[Excerpt from a dataset]
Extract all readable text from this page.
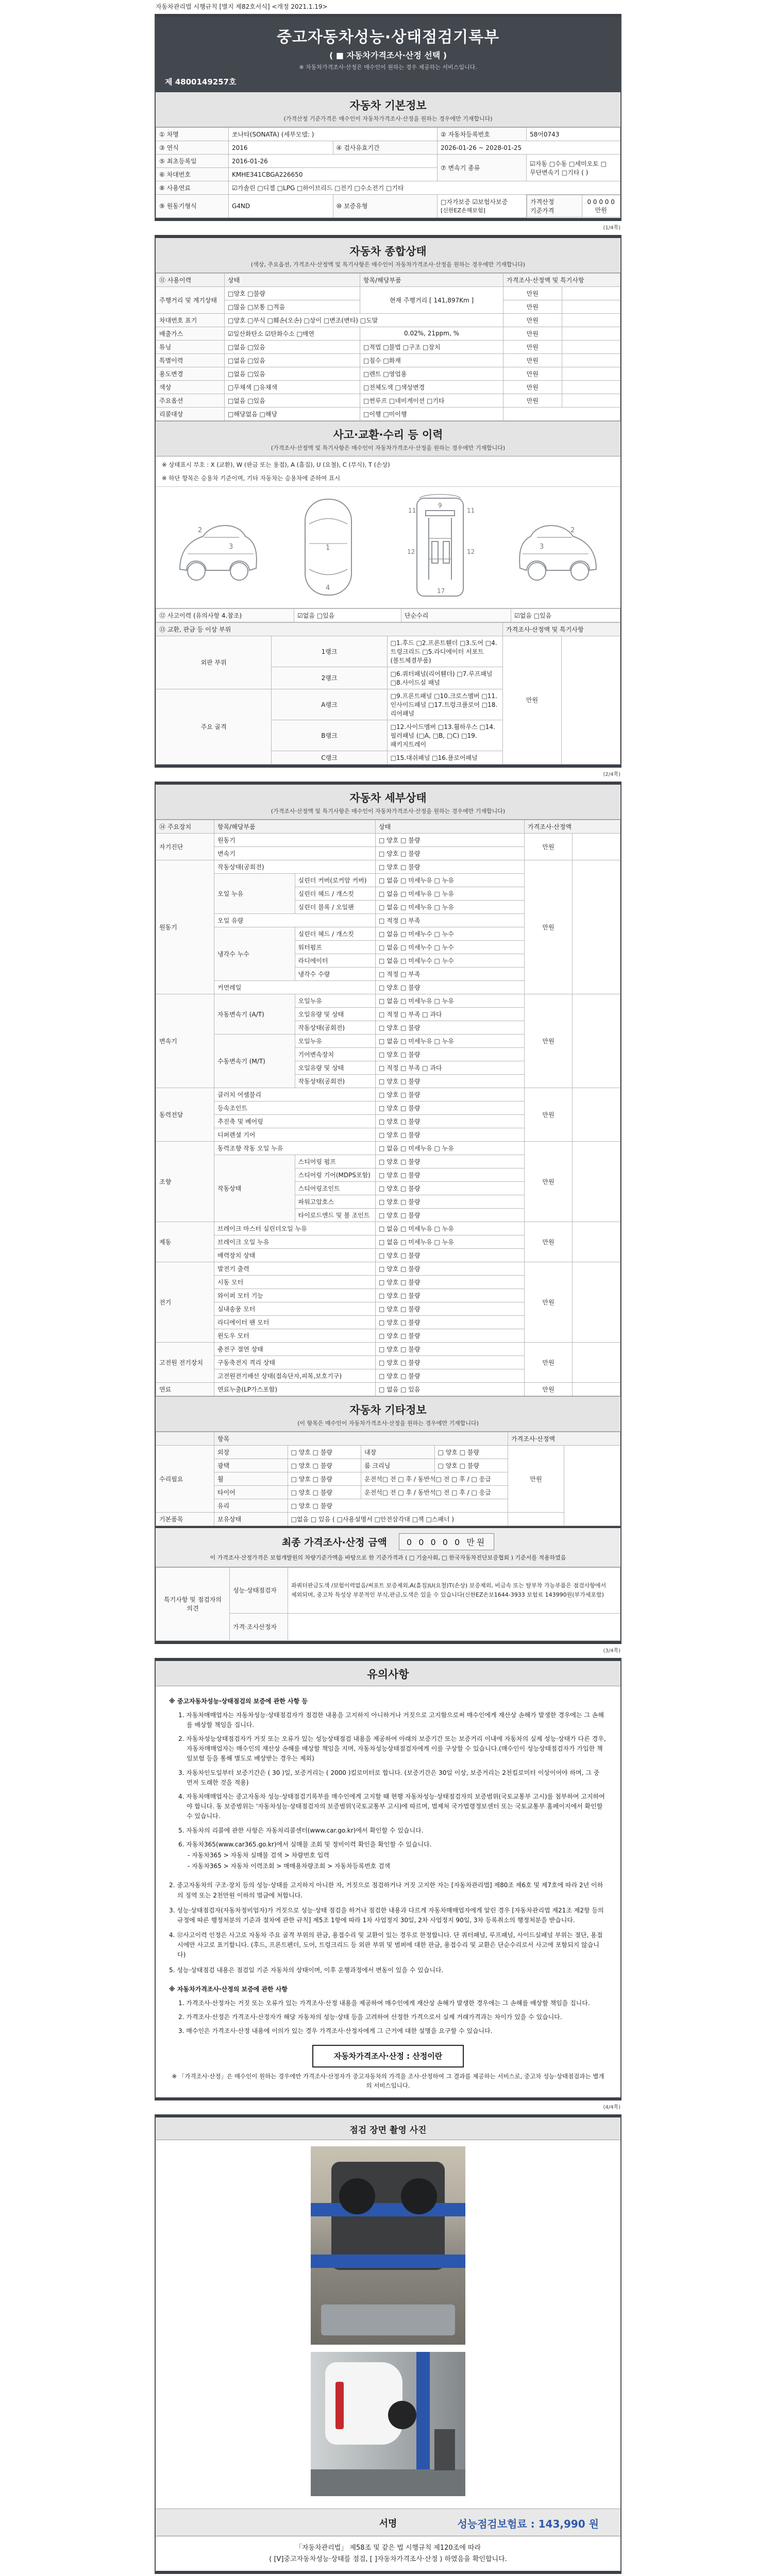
자동차관리법 시행규칙 [별지 제82호서식] <개정 2021.1.19>
중고자동차성능·상태점검기록부
( ■ 자동차가격조사·산정 선택 )
※ 자동차가격조사·산정은 매수인이 원하는 경우 제공하는 서비스입니다.
제 4800149257호
자동차 기본정보
(가격산정 기준가격은 매수인이 자동차가격조사·산정을 원하는 경우에만 기재합니다)
① 차명	쏘나타(SONATA) (세부모델: )	② 자동차등록번호	58어0743
③ 연식	2016	④ 검사유효기간	2026-01-26 ~ 2028-01-25
⑤ 최초등록일	2016-01-26	⑦ 변속기 종류	☑자동 □수동 □세미오토 □무단변속기 □기타 ( )
⑥ 차대번호	KMHE341CBGA226650
⑧ 사용연료	☑가솔린 □디젤 □LPG □하이브리드 □전기 □수소전기 □기타
⑨ 원동기형식	G4ND	⑩ 보증유형	□자가보증 ☑보험사보증 [신한EZ손해보험]	
가격산정 기준가격	0 0 0 0 0 만원
(1/4쪽)
자동차 종합상태
(색상, 주요옵션, 가격조사·산정액 및 특기사항은 매수인이 자동차가격조사·산정을 원하는 경우에만 기재합니다)
⑪ 사용이력	상태	항목/해당부품	가격조사·산정액 및 특기사항	
주행거리 및 계기상태	□양호 □불량	현재 주행거리 [ 141,897Km ]	만원	
	□많음 □보통 □적음		만원	
차대번호 표기	□양호 □부식 □훼손(오손) □상이 □변조(변타) □도말		만원	
배출가스	☑일산화탄소 ☑탄화수소 □매연	0.02%, 21ppm, %	만원	
튜닝	□없음 □있음	□적법 □불법 □구조 □장치	만원	
특별이력	□없음 □있음	□침수 □화재	만원	
용도변경	□없음 □있음	□렌트 □영업용	만원	
색상	□무채색 □유채색	□전체도색 □색상변경	만원	
주요옵션	□없음 □있음	□썬루프 □네비게이션 □기타	만원	
리콜대상	□해당없음 □해당	□이행 □미이행		
사고·교환·수리 등 이력
(가격조사·산정액 및 특기사항은 매수인이 자동차가격조사·산정을 원하는 경우에만 기재합니다)
※ 상태표시 부호 : X (교환), W (판금 또는 용접), A (흠집), U (요철), C (부식), T (손상)
※ 하단 항목은 승용차 기준이며, 기타 자동차는 승용차에 준하여 표시
2
3	1
4
11	11
9
12	12
17
2
3
⑫ 사고이력 (유의사항 4.참조)	☑없음 □있음	단순수리	☑없음 □있음
⑬ 교환, 판금 등 이상 부위			가격조사·산정액 및 특기사항	
외판 부위	1랭크	□1.후드 □2.프론트휀더 □3.도어 □4.트렁크리드 □5.라디에이터 서포트(볼트체결부품)	만원	
	2랭크	□6.쿼터패널(리어휀더) □7.루프패널 □8.사이드실 패널		
주요 골격	A랭크	□9.프론트패널 □10.크로스멤버 □11.인사이드패널 □17.트렁크플로어 □18.리어패널		
	B랭크	□12.사이드멤버 □13.휠하우스 □14.필러패널 (□A, □B, □C) □19.패키지트레이		
	C랭크	□15.대쉬패널 □16.플로어패널		
(2/4쪽)
자동차 세부상태
(가격조사·산정액 및 특기사항은 매수인이 자동차가격조사·산정을 원하는 경우에만 기재합니다)
⑭ 주요장치	항목/해당부품		상태	가격조사·산정액	
자기진단	원동기		□ 양호 □ 불량	만원	
	변속기		□ 양호 □ 불량		
원동기	작동상태(공회전)		□ 양호 □ 불량	만원	
	오일 누유	실린더 커버(로커암 커버)	□ 없음 □ 미세누유 □ 누유		
		실린더 헤드 / 개스킷	□ 없음 □ 미세누유 □ 누유		
		실린더 블록 / 오일팬	□ 없음 □ 미세누유 □ 누유		
	오일 유량		□ 적정 □ 부족		
	냉각수 누수	실린더 헤드 / 개스킷	□ 없음 □ 미세누수 □ 누수		
		워터펌프	□ 없음 □ 미세누수 □ 누수		
		라디에이터	□ 없음 □ 미세누수 □ 누수		
		냉각수 수량	□ 적정 □ 부족		
	커먼레일		□ 양호 □ 불량		
변속기	자동변속기 (A/T)	오일누유	□ 없음 □ 미세누유 □ 누유	만원	
		오일유량 및 상태	□ 적정 □ 부족 □ 과다		
		작동상태(공회전)	□ 양호 □ 불량		
	수동변속기 (M/T)	오일누유	□ 없음 □ 미세누유 □ 누유		
		기어변속장치	□ 양호 □ 불량		
		오일유량 및 상태	□ 적정 □ 부족 □ 과다		
		작동상태(공회전)	□ 양호 □ 불량		
동력전달	클러치 어셈블리		□ 양호 □ 불량	만원	
	등속조인트		□ 양호 □ 불량		
	추진축 및 베어링		□ 양호 □ 불량		
	디퍼렌셜 기어		□ 양호 □ 불량		
조향	동력조향 작동 오일 누유		□ 없음 □ 미세누유 □ 누유	만원	
	작동상태	스티어링 펌프	□ 양호 □ 불량		
		스티어링 기어(MDPS포함)	□ 양호 □ 불량		
		스티어링조인트	□ 양호 □ 불량		
		파워고압호스	□ 양호 □ 불량		
		타이로드엔드 및 볼 조인트	□ 양호 □ 불량		
제동	브레이크 마스터 실린더오일 누유		□ 없음 □ 미세누유 □ 누유	만원	
	브레이크 오일 누유		□ 없음 □ 미세누유 □ 누유		
	배력장치 상태		□ 양호 □ 불량		
전기	발전기 출력		□ 양호 □ 불량	만원	
	시동 모터		□ 양호 □ 불량		
	와이퍼 모터 기능		□ 양호 □ 불량		
	실내송풍 모터		□ 양호 □ 불량		
	라디에이터 팬 모터		□ 양호 □ 불량		
	윈도우 모터		□ 양호 □ 불량		
고전원 전기장치	충전구 절연 상태		□ 양호 □ 불량	만원	
	구동축전지 격리 상태		□ 양호 □ 불량		
	고전원전기배선 상태(접속단자,피복,보호기구)		□ 양호 □ 불량		
연료	연료누출(LP가스포함)		□ 없음 □ 있음	만원	
자동차 기타정보
(이 항목은 매수인이 자동차가격조사·산정을 원하는 경우에만 기재합니다)
	항목				가격조사·산정액	
수리필요	외장	□ 양호 □ 불량	내장	□ 양호 □ 불량	만원	
	광택	□ 양호 □ 불량	룸 크리닝	□ 양호 □ 불량		
	휠	□ 양호 □ 불량	운전석□ 전 □ 후 / 동반석□ 전 □ 후 / □ 응급			
	타이어	□ 양호 □ 불량	운전석□ 전 □ 후 / 동반석□ 전 □ 후 / □ 응급			
	유리	□ 양호 □ 불량				
기본품목	보유상태	□없음 □ 있음 ( □사용설명서 □안전삼각대 □잭 □스패너 )				
최종 가격조사·산정 금액 0 0 0 0 0 만원
이 가격조사·산정가격은 보험개발원의 차량기준가액을 바탕으로 한 기준가격과 ( □ 기술사회, □ 한국자동차진단보증협회 ) 기준서를 적용하였음
특기사항 및 점검자의 의견	성능·상태점검자	좌쿼터판금도색 /보험이력없음/써포트 보증제외,A(흠집)U(요철)T(손상) 보증제외, 비금속 또는 탈부착 가능부품은 점검사항에서 제외되며, 중고차 특성상 부분적인 부식,판금,도색은 있을 수 있습니다(신한EZ손보1644-3933 보험료 143990원(부가세포함)
	가격·조사산정자	
(3/4쪽)
유의사항
※ 중고자동차성능·상태점검의 보증에 관한 사항 등
1. 자동차매매업자는 자동차성능·상태점검자가 점검한 내용을 고지하지 아니하거나 거짓으로 고지함으로써 매수인에게 재산상 손해가 발생한 경우에는 그 손해를 배상할 책임을 집니다.
2. 자동차성능상태점검자가 거짓 또는 오류가 있는 성능상태점검 내용을 제공하여 아래의 보증기간 또는 보증거리 이내에 자동차의 실제 성능·상태가 다른 경우, 자동차매매업자는 매수인의 재산상 손해를 배상할 책임을 지며, 자동차성능상태점검자에게 이를 구상할 수 있습니다.(매수인이 성능상태점검자가 가입한 책임보험 등을 통해 별도로 배상받는 경우는 제외)
3. 자동차인도일부터 보증기간은 ( 30 )일, 보증거리는 ( 2000 )킬로미터로 합니다. (보증기간은 30일 이상, 보증거리는 2천킬로미터 이상이어야 하며, 그 중 먼저 도래한 것을 적용)
4. 자동차매매업자는 중고자동차 성능·상태점검기록부를 매수인에게 고지할 때 현행 자동차성능·상태점검자의 보증범위(국토교통부 고시)를 첨부하여 고지하여야 합니다. 동 보증범위는 '자동차성능·상태점검자의 보증범위'(국토교통부 고시)에 따르며, 법제처 국가법령정보센터 또는 국토교통부 홈페이지에서 확인할 수 있습니다.
5. 자동차의 리콜에 관한 사항은 자동차리콜센터(www.car.go.kr)에서 확인할 수 있습니다.
6. 자동차365(www.car365.go.kr)에서 실매물 조회 및 정비이력 확인을 확인할 수 있습니다.
- 자동차365 > 자동차 실매물 검색 > 차량번호 입력
- 자동차365 > 자동차 이력조회 > 매매용차량조회 > 자동차등록번호 검색
2. 중고자동차의 구조·장치 등의 성능·상태를 고지하지 아니한 자, 거짓으로 점검하거나 거짓 고지한 자는 [자동차관리법] 제80조 제6호 및 제7호에 따라 2년 이하의 징역 또는 2천만원 이하의 벌금에 처합니다.
3. 성능·상태점검자(자동차정비업자)가 거짓으로 성능·상태 점검을 하거나 점검한 내용과 다르게 자동차매매업자에게 알린 경우 [자동차관리법 제21조 제2항 등의 규정에 따른 행정처분의 기준과 절차에 관한 규칙] 제5조 1항에 따라 1차 사업정지 30일, 2차 사업정지 90일, 3차 등록취소의 행정처분을 받습니다.
4. ⑫사고이력 인정은 사고로 자동차 주요 골격 부위의 판금, 용접수리 및 교환이 있는 경우로 한정합니다. 단 쿼터패널, 루프패널, 사이드실패널 부위는 절단, 용접 시에만 사고로 표기합니다. (후드, 프론트펜더, 도어, 트렁크리드 등 외판 부위 및 범퍼에 대한 판금, 용접수리 및 교환은 단순수리로서 사고에 포함되지 않습니다)
5. 성능·상태점검 내용은 점검일 기준 자동차의 상태이며, 이후 운행과정에서 변동이 있을 수 있습니다.
※ 자동차가격조사·산정의 보증에 관한 사항
1. 가격조사·산정자는 거짓 또는 오류가 있는 가격조사·산정 내용을 제공하여 매수인에게 재산상 손해가 발생한 경우에는 그 손해를 배상할 책임을 집니다.
2. 가격조사·산정은 가격조사·산정자가 해당 자동차의 성능·상태 등을 고려하여 산정한 가격으로서 실제 거래가격과는 차이가 있을 수 있습니다.
3. 매수인은 가격조사·산정 내용에 이의가 있는 경우 가격조사·산정자에게 그 근거에 대한 설명을 요구할 수 있습니다.
자동차가격조사·산정 : 산정이란
※ 「가격조사·산정」은 매수인이 원하는 경우에만 가격조사·산정자가 중고자동차의 가격을 조사·산정하여 그 결과를 제공하는 서비스로, 중고차 성능·상태점검과는 별개의 서비스입니다.
(4/4쪽)
점검 장면 촬영 사진
서명	성능점검보험료 : 143,990 원
「자동차관리법」 제58조 및 같은 법 시행규칙 제120조에 따라
( [Ⅴ]중고자동차성능·상태를 점검, [ ]자동차가격조사·산정 ) 하였음을 확인합니다.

**Task directions:** Pull out all lines from the entries above that include the word "라디에이터".

**Full response:**
외판 부위	1랭크	□1.후드 □2.프론트휀더 □3.도어 □4.트렁크리드 □5.라디에이터 서포트(볼트체결부품)	만원	
		라디에이터	□ 없음 □ 미세누수 □ 누수		
	라디에이터 팬 모터		□ 양호 □ 불량		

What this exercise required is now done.